### WHAT IS NEEDED
Check each line of the material below, and copy it if it holds the string "this".

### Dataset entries
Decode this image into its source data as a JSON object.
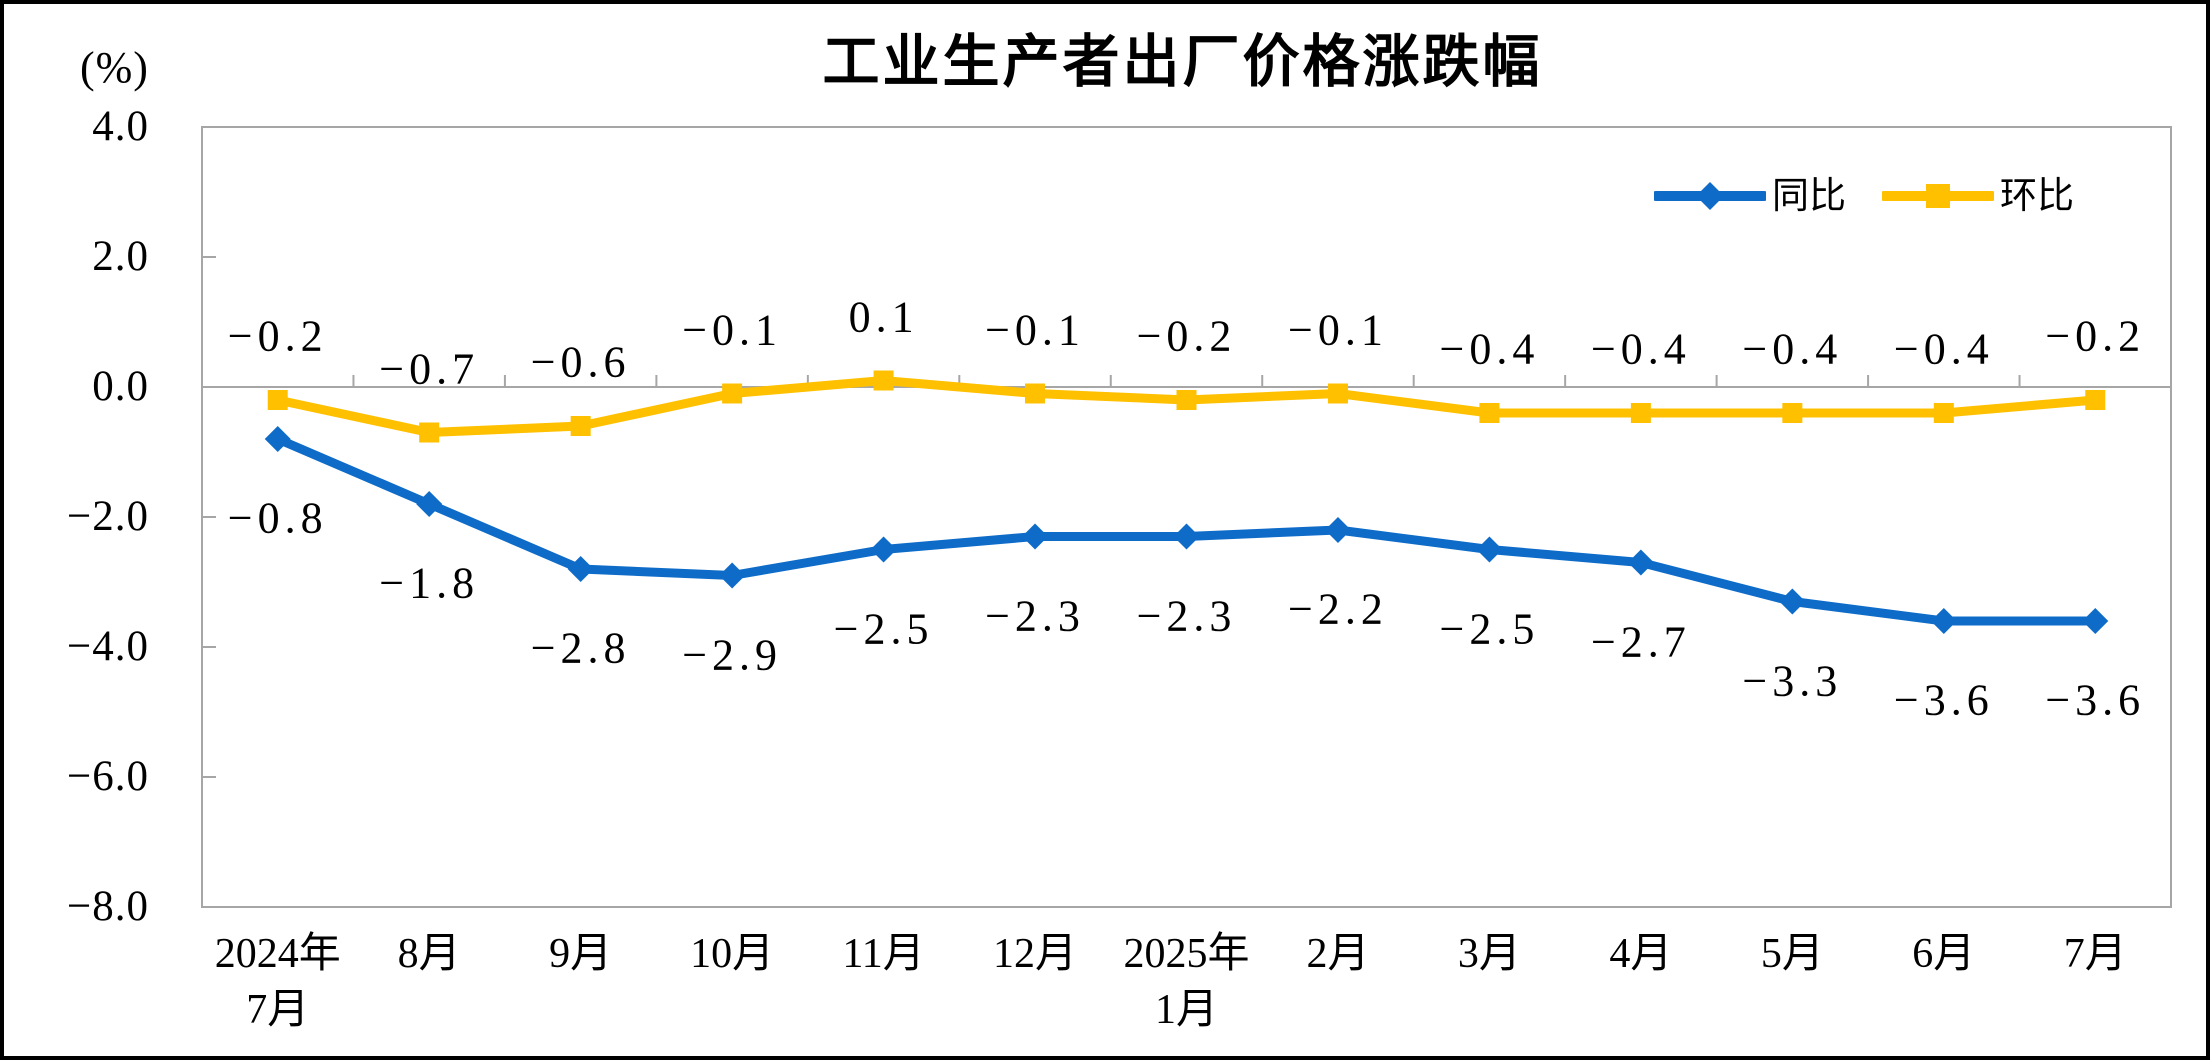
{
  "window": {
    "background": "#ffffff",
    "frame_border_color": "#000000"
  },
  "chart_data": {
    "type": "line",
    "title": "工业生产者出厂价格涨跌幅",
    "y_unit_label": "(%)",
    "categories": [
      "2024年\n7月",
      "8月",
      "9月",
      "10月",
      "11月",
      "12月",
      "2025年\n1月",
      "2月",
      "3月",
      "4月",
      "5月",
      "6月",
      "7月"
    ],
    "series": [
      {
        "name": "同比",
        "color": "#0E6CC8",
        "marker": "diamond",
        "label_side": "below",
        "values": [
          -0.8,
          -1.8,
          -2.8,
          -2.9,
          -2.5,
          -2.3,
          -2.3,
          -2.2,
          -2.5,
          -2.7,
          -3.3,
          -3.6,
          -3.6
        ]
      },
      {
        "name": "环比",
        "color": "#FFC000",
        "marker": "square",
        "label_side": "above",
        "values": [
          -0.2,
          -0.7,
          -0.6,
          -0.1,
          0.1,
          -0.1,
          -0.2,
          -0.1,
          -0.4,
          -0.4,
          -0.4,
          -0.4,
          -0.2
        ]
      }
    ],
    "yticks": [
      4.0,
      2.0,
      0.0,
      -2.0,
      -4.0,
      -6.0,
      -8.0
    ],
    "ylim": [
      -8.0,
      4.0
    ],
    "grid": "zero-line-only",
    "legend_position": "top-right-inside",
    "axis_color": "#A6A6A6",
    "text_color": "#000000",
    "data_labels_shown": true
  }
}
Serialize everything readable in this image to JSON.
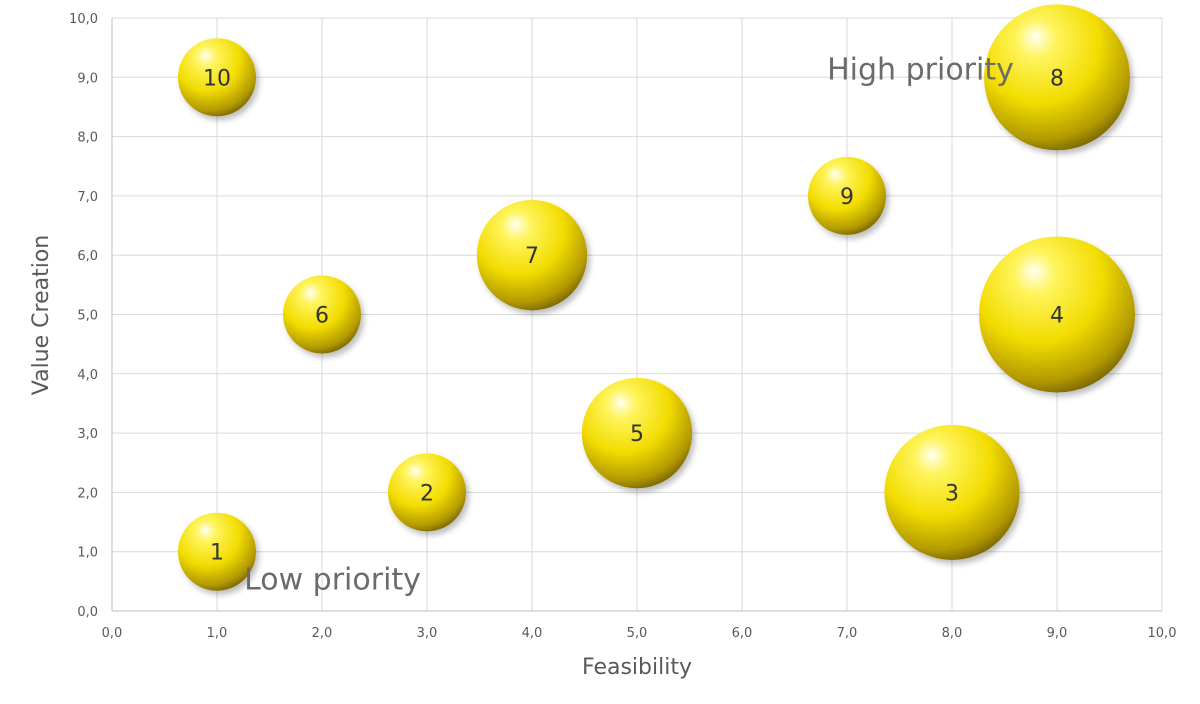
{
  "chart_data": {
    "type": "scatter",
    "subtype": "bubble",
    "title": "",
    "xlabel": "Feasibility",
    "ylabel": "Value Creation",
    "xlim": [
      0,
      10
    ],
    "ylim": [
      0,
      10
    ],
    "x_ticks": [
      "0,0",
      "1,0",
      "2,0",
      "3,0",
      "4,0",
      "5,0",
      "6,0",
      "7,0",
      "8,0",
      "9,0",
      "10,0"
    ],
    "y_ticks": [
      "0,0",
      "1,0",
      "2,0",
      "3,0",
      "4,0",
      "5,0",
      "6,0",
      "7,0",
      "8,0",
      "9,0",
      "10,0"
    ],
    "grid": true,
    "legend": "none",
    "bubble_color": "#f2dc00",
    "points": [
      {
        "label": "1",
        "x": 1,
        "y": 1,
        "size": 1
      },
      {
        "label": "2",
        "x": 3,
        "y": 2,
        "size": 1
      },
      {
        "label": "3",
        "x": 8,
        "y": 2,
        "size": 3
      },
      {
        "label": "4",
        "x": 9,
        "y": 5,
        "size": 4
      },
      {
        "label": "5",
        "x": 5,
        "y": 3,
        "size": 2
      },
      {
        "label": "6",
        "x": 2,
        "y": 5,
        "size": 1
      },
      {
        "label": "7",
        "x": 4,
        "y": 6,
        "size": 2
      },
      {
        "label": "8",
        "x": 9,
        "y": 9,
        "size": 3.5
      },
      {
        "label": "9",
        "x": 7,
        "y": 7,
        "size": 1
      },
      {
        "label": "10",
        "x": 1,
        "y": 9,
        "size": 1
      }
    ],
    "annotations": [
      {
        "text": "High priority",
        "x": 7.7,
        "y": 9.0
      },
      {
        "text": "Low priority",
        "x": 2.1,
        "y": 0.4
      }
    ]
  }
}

### CORRECT RESPONSE
Decode this image into its source data as a JSON object.
Serialize everything readable in this image to JSON.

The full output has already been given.